= Task details =
Write out each record below exactly as it appears, with no pictures.

+++

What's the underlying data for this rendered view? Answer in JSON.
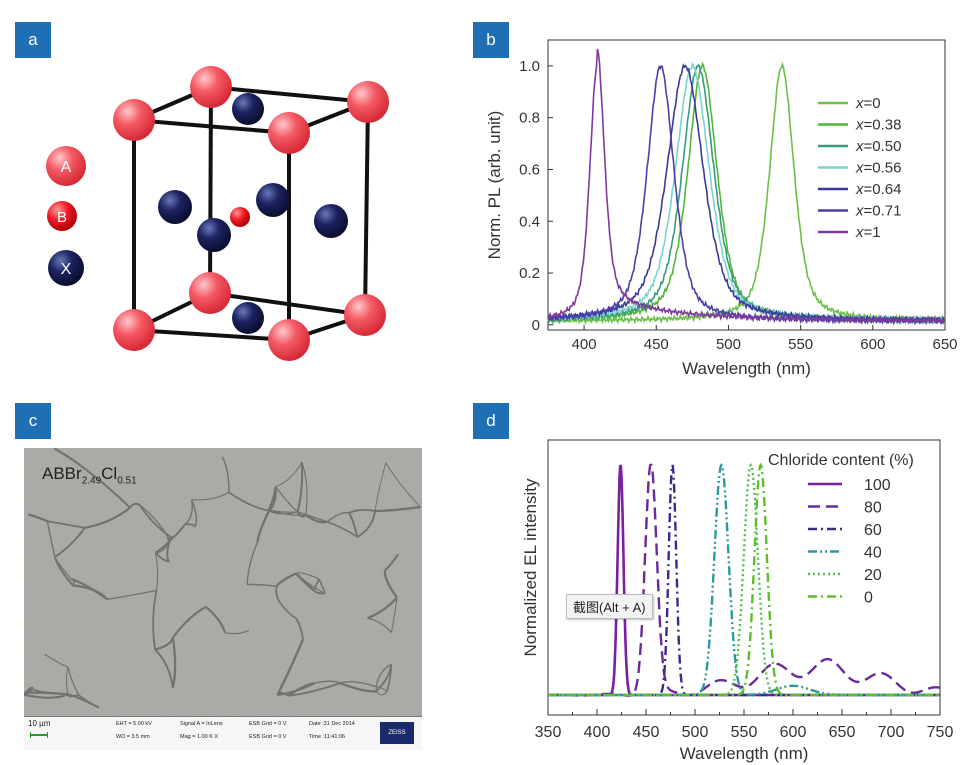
{
  "panels": {
    "a": {
      "label": "a",
      "legend": [
        "A",
        "B",
        "X"
      ]
    },
    "b": {
      "label": "b"
    },
    "c": {
      "label": "c",
      "sample": {
        "prefix": "ABBr",
        "br_sub": "2.49",
        "cl": "Cl",
        "cl_sub": "0.51"
      },
      "footer": {
        "scale": "10 µm",
        "eht": "EHT = 5.00 kV",
        "wd": "WD = 3.5 mm",
        "signal": "Signal A = InLens",
        "mag": "Mag = 1.00 K X",
        "grid1": "ESB Grid = 0 V",
        "grid2": "ESB Grid = 0 V",
        "date": "Date :31 Dec 2014",
        "time": "Time :11:41:06",
        "logo": "ZEISS"
      }
    },
    "d": {
      "label": "d"
    }
  },
  "tooltip": "截图(Alt + A)",
  "colors": {
    "panel_label_bg": "#1f6fb5",
    "atom_A": "#f0505a",
    "atom_B": "#e8141c",
    "atom_X": "#1a2150"
  },
  "chart_data": [
    {
      "type": "line",
      "panel": "b",
      "xlabel": "Wavelength (nm)",
      "ylabel": "Norm. PL (arb. unit)",
      "xlim": [
        375,
        650
      ],
      "ylim": [
        -0.02,
        1.1
      ],
      "xticks": [
        400,
        450,
        500,
        550,
        600,
        650
      ],
      "yticks": [
        0,
        0.2,
        0.4,
        0.6,
        0.8,
        1.0
      ],
      "ytick_labels": [
        "0",
        "0.2",
        "0.4",
        "0.6",
        "0.8",
        "1.0"
      ],
      "legend_position": "top-right",
      "series": [
        {
          "name": "x=0",
          "var": "x",
          "val": "=0",
          "color": "#6cc04a",
          "peak": 537,
          "fwhm": 20
        },
        {
          "name": "x=0.38",
          "var": "x",
          "val": "=0.38",
          "color": "#52b83a",
          "peak": 482,
          "fwhm": 24
        },
        {
          "name": "x=0.50",
          "var": "x",
          "val": "=0.50",
          "color": "#3a9a7a",
          "peak": 479,
          "fwhm": 26
        },
        {
          "name": "x=0.56",
          "var": "x",
          "val": "=0.56",
          "color": "#7dd3cf",
          "peak": 475,
          "fwhm": 28
        },
        {
          "name": "x=0.64",
          "var": "x",
          "val": "=0.64",
          "color": "#3a3a9a",
          "peak": 470,
          "fwhm": 30
        },
        {
          "name": "x=0.71",
          "var": "x",
          "val": "=0.71",
          "color": "#4b3fa8",
          "peak": 453,
          "fwhm": 22
        },
        {
          "name": "x=1",
          "var": "x",
          "val": "=1",
          "color": "#7d3a9e",
          "peak": 409,
          "fwhm": 12
        }
      ]
    },
    {
      "type": "line",
      "panel": "d",
      "title": "Chloride content (%)",
      "xlabel": "Wavelength (nm)",
      "ylabel": "Normalized EL intensity",
      "xlim": [
        350,
        750
      ],
      "xticks": [
        350,
        400,
        450,
        500,
        550,
        600,
        650,
        700,
        750
      ],
      "legend_position": "top-right",
      "series": [
        {
          "name": "100",
          "color": "#7a1fa0",
          "dash": "solid",
          "peak": 424,
          "fwhm": 7
        },
        {
          "name": "80",
          "color": "#6a2a9a",
          "dash": "long-dash",
          "peak": 455,
          "fwhm": 14
        },
        {
          "name": "60",
          "color": "#3a2a8a",
          "dash": "dash-dot",
          "peak": 477,
          "fwhm": 9
        },
        {
          "name": "40",
          "color": "#2a9aa0",
          "dash": "dash-dot-dot",
          "peak": 527,
          "fwhm": 17
        },
        {
          "name": "20",
          "color": "#4cc04c",
          "dash": "dotted",
          "peak": 557,
          "fwhm": 17
        },
        {
          "name": "0",
          "color": "#5cbf2a",
          "dash": "dash-dot",
          "peak": 567,
          "fwhm": 15
        }
      ]
    }
  ]
}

+++

= Output below =
What's the underlying data for this rendered view? Answer in JSON.
{
  "panels": {
    "a": {
      "label": "a",
      "legend": [
        "A",
        "B",
        "X"
      ]
    },
    "b": {
      "label": "b"
    },
    "c": {
      "label": "c",
      "sample": {
        "prefix": "ABBr",
        "br_sub": "2.49",
        "cl": "Cl",
        "cl_sub": "0.51"
      },
      "footer": {
        "scale": "10 µm",
        "eht": "EHT = 5.00 kV",
        "wd": "WD = 3.5 mm",
        "signal": "Signal A = InLens",
        "mag": "Mag = 1.00 K X",
        "grid1": "ESB Grid = 0 V",
        "grid2": "ESB Grid = 0 V",
        "date": "Date :31 Dec 2014",
        "time": "Time :11:41:06",
        "logo": "ZEISS"
      }
    },
    "d": {
      "label": "d"
    }
  },
  "tooltip": "截图(Alt + A)",
  "colors": {
    "panel_label_bg": "#1f6fb5",
    "atom_A": "#f0505a",
    "atom_B": "#e8141c",
    "atom_X": "#1a2150"
  },
  "chart_data": [
    {
      "type": "line",
      "panel": "b",
      "xlabel": "Wavelength (nm)",
      "ylabel": "Norm. PL (arb. unit)",
      "xlim": [
        375,
        650
      ],
      "ylim": [
        -0.02,
        1.1
      ],
      "xticks": [
        400,
        450,
        500,
        550,
        600,
        650
      ],
      "yticks": [
        0,
        0.2,
        0.4,
        0.6,
        0.8,
        1.0
      ],
      "ytick_labels": [
        "0",
        "0.2",
        "0.4",
        "0.6",
        "0.8",
        "1.0"
      ],
      "legend_position": "top-right",
      "series": [
        {
          "name": "x=0",
          "var": "x",
          "val": "=0",
          "color": "#6cc04a",
          "peak": 537,
          "fwhm": 20
        },
        {
          "name": "x=0.38",
          "var": "x",
          "val": "=0.38",
          "color": "#52b83a",
          "peak": 482,
          "fwhm": 24
        },
        {
          "name": "x=0.50",
          "var": "x",
          "val": "=0.50",
          "color": "#3a9a7a",
          "peak": 479,
          "fwhm": 26
        },
        {
          "name": "x=0.56",
          "var": "x",
          "val": "=0.56",
          "color": "#7dd3cf",
          "peak": 475,
          "fwhm": 28
        },
        {
          "name": "x=0.64",
          "var": "x",
          "val": "=0.64",
          "color": "#3a3a9a",
          "peak": 470,
          "fwhm": 30
        },
        {
          "name": "x=0.71",
          "var": "x",
          "val": "=0.71",
          "color": "#4b3fa8",
          "peak": 453,
          "fwhm": 22
        },
        {
          "name": "x=1",
          "var": "x",
          "val": "=1",
          "color": "#7d3a9e",
          "peak": 409,
          "fwhm": 12
        }
      ]
    },
    {
      "type": "line",
      "panel": "d",
      "title": "Chloride content (%)",
      "xlabel": "Wavelength (nm)",
      "ylabel": "Normalized EL intensity",
      "xlim": [
        350,
        750
      ],
      "xticks": [
        350,
        400,
        450,
        500,
        550,
        600,
        650,
        700,
        750
      ],
      "legend_position": "top-right",
      "series": [
        {
          "name": "100",
          "color": "#7a1fa0",
          "dash": "solid",
          "peak": 424,
          "fwhm": 7
        },
        {
          "name": "80",
          "color": "#6a2a9a",
          "dash": "long-dash",
          "peak": 455,
          "fwhm": 14
        },
        {
          "name": "60",
          "color": "#3a2a8a",
          "dash": "dash-dot",
          "peak": 477,
          "fwhm": 9
        },
        {
          "name": "40",
          "color": "#2a9aa0",
          "dash": "dash-dot-dot",
          "peak": 527,
          "fwhm": 17
        },
        {
          "name": "20",
          "color": "#4cc04c",
          "dash": "dotted",
          "peak": 557,
          "fwhm": 17
        },
        {
          "name": "0",
          "color": "#5cbf2a",
          "dash": "dash-dot",
          "peak": 567,
          "fwhm": 15
        }
      ]
    }
  ]
}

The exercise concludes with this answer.